▸ AIM OF THE TASK: From the entries provided below, copy each line that contains the word "interactable".

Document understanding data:
..............................
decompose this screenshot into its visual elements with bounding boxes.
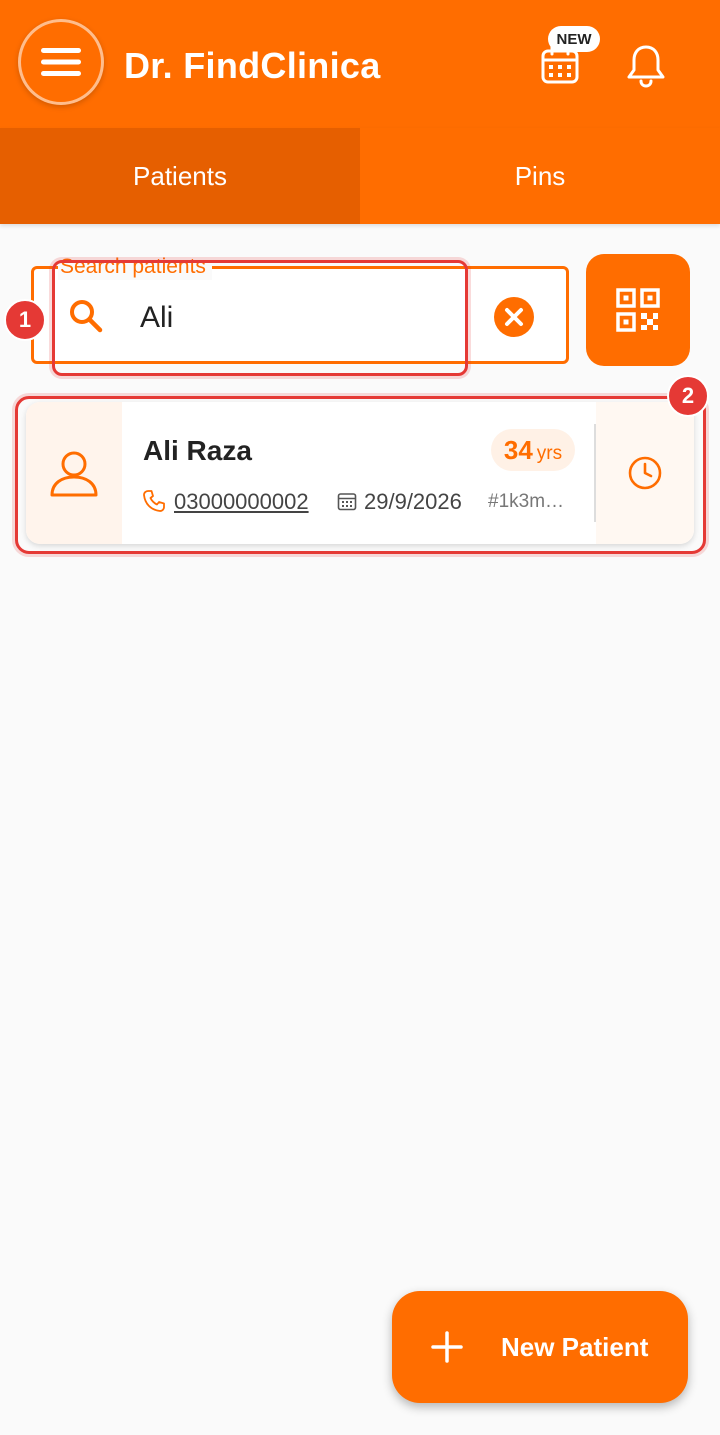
app-title: Dr. FindClinica (124, 45, 381, 86)
app-header: Dr. FindClinica NEW (0, 0, 720, 128)
menu-icon (41, 48, 81, 76)
menu-button[interactable] (18, 19, 104, 105)
calendar-icon (337, 493, 357, 511)
notifications-button[interactable] (618, 38, 674, 94)
patient-name: Ali Raza (143, 435, 252, 466)
search-input[interactable] (140, 296, 470, 340)
patient-date: 29/9/2026 (364, 489, 462, 514)
search-label: Search patients (58, 254, 212, 280)
tab-patients[interactable]: Patients (0, 128, 360, 224)
new-patient-label: New Patient (501, 1332, 649, 1362)
patient-card[interactable]: Ali Raza 34 yrs 03000000002 29/9/2026 #1… (26, 402, 694, 544)
qr-scan-button[interactable] (586, 254, 690, 366)
history-button[interactable] (596, 402, 694, 544)
age-value: 34 (503, 435, 533, 465)
phone-icon (143, 490, 165, 512)
age-badge: 34 yrs (491, 429, 575, 471)
annotation-badge-1: 1 (4, 299, 46, 341)
person-icon (50, 451, 98, 497)
patient-phone-link[interactable]: 03000000002 (174, 489, 309, 515)
age-unit: yrs (536, 443, 563, 464)
annotation-badge-2: 2 (667, 375, 709, 417)
tab-bar: Patients Pins (0, 128, 720, 224)
plus-icon (431, 1331, 463, 1363)
new-badge: NEW (548, 26, 600, 52)
bell-icon (627, 45, 665, 88)
clock-icon (628, 456, 662, 490)
clear-icon[interactable] (493, 296, 535, 338)
search-icon (70, 300, 103, 333)
avatar (26, 402, 122, 544)
patient-id: #1k3m… (488, 491, 565, 512)
tab-pins[interactable]: Pins (360, 128, 720, 224)
qr-code-icon (616, 288, 660, 332)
..............................
▸ SOLUTION:
menu-button[interactable] (18, 19, 104, 105)
notifications-button[interactable] (618, 38, 674, 94)
search-input[interactable] (140, 296, 470, 340)
tab-patients[interactable]: Patients (0, 128, 360, 224)
patient-card[interactable]: Ali Raza 34 yrs 03000000002 29/9/2026 #1… (26, 402, 694, 544)
qr-scan-button[interactable] (586, 254, 690, 366)
history-button[interactable] (596, 402, 694, 544)
patient-phone-link[interactable]: 03000000002 (174, 489, 309, 515)
clear-icon[interactable] (493, 296, 535, 338)
tab-pins[interactable]: Pins (360, 128, 720, 224)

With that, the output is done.